- Entries:
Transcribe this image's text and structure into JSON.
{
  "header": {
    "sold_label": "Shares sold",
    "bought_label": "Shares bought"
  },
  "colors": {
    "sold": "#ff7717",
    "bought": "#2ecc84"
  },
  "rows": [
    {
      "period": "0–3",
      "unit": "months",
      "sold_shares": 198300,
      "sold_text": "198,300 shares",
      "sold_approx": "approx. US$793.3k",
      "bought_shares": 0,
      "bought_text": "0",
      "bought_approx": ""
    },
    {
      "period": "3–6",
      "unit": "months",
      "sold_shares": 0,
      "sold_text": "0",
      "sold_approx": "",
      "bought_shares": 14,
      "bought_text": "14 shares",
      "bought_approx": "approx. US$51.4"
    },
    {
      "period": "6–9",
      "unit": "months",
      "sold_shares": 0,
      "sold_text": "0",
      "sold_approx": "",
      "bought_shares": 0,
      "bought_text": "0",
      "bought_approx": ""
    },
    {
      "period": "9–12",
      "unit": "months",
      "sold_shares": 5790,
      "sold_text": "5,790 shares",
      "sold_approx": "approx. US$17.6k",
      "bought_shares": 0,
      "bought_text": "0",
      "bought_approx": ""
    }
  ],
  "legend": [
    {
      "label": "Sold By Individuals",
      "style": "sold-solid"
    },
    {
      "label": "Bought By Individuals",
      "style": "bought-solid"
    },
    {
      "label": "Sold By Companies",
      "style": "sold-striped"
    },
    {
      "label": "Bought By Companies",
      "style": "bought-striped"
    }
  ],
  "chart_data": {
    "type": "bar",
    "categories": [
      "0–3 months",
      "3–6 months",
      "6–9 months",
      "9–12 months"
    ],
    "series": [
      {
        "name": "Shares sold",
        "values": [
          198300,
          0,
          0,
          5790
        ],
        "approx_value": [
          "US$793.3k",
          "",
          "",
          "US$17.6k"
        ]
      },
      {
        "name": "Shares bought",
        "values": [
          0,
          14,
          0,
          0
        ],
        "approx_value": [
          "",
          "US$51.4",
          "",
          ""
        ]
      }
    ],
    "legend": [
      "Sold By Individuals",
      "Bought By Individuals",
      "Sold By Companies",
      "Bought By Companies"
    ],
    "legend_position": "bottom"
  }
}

--

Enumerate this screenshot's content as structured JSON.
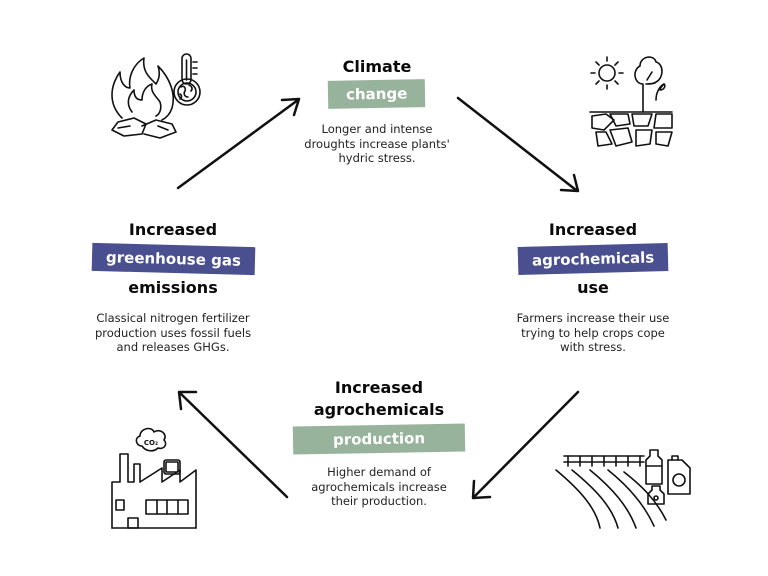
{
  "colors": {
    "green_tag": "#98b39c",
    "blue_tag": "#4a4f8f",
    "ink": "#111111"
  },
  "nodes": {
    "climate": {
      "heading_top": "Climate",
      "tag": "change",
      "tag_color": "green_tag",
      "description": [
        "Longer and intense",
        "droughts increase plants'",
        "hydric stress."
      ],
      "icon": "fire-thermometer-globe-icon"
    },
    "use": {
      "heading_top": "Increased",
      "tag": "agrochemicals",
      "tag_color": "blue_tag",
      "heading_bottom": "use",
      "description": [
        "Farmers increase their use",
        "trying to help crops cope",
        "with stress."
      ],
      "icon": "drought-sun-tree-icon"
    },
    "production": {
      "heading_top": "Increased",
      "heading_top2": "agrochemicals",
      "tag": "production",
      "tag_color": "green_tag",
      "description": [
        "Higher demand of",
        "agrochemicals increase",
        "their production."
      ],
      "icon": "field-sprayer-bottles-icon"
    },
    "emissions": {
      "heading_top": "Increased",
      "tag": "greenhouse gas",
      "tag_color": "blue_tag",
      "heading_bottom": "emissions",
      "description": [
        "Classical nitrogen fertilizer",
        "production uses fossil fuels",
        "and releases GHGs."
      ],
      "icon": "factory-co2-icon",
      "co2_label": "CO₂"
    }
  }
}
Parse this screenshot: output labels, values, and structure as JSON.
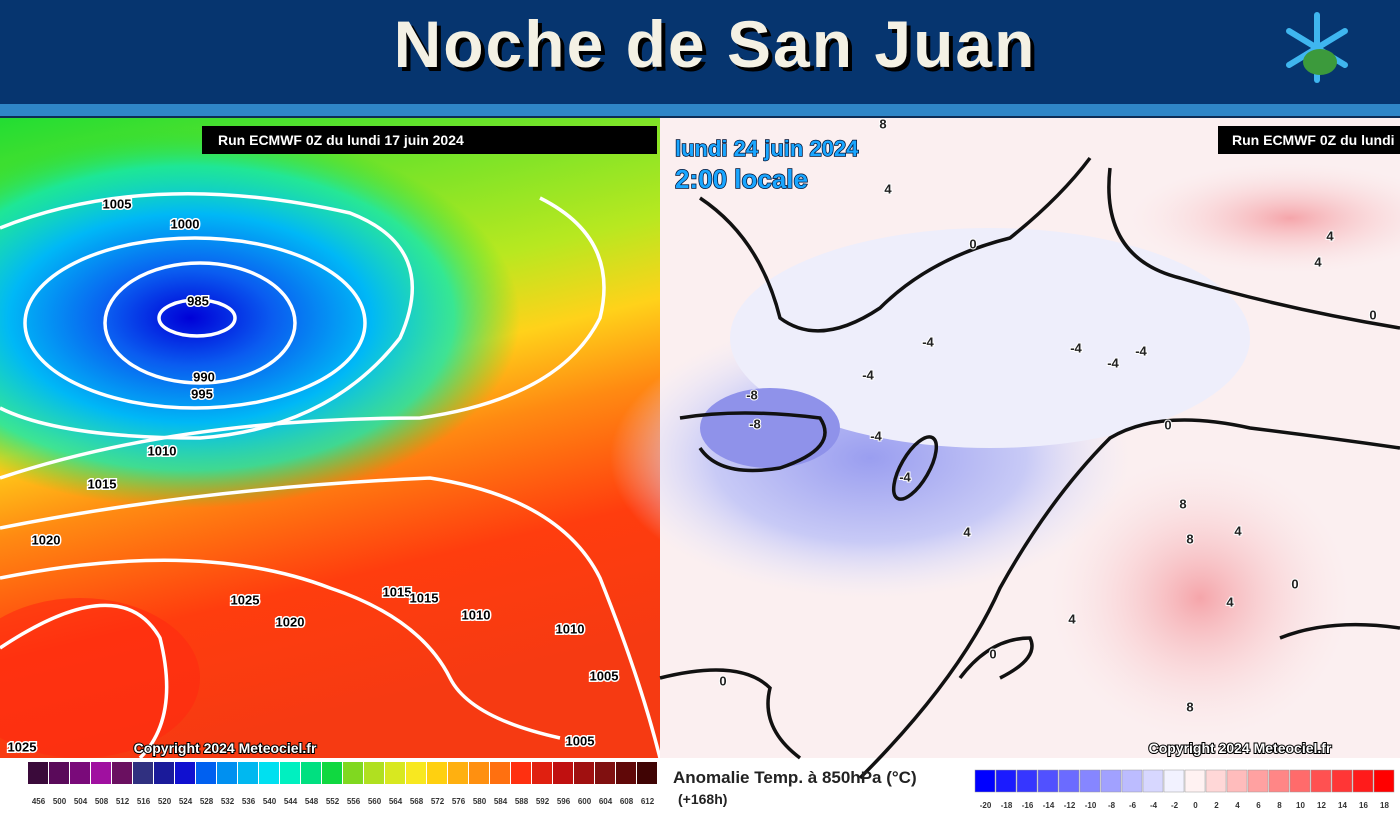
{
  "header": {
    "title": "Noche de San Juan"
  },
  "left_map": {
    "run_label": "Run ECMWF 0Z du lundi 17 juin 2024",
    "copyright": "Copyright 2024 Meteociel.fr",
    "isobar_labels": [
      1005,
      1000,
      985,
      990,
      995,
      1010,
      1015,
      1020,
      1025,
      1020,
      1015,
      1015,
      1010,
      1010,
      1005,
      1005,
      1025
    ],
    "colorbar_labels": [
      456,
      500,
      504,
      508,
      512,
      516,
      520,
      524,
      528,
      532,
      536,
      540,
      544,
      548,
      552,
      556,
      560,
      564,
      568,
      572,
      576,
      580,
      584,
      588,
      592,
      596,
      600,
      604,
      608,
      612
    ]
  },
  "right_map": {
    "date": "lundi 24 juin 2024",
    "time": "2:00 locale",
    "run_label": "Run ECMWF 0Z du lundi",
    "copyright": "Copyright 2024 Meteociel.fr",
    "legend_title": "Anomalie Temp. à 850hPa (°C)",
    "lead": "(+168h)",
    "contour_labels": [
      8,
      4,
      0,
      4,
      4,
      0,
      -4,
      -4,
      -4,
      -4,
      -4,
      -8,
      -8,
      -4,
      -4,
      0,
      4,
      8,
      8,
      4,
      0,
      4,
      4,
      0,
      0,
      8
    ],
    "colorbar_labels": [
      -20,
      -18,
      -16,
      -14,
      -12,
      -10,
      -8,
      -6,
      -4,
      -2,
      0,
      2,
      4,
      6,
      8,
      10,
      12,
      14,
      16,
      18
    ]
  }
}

- Task directions:
Search the data for the string "this". List each line that has it.

- Correct output:
Transcribe this image's text and structure into JSON.
Enumerate this screenshot's content as structured JSON.
Parse this screenshot: output labels, values, and structure as JSON.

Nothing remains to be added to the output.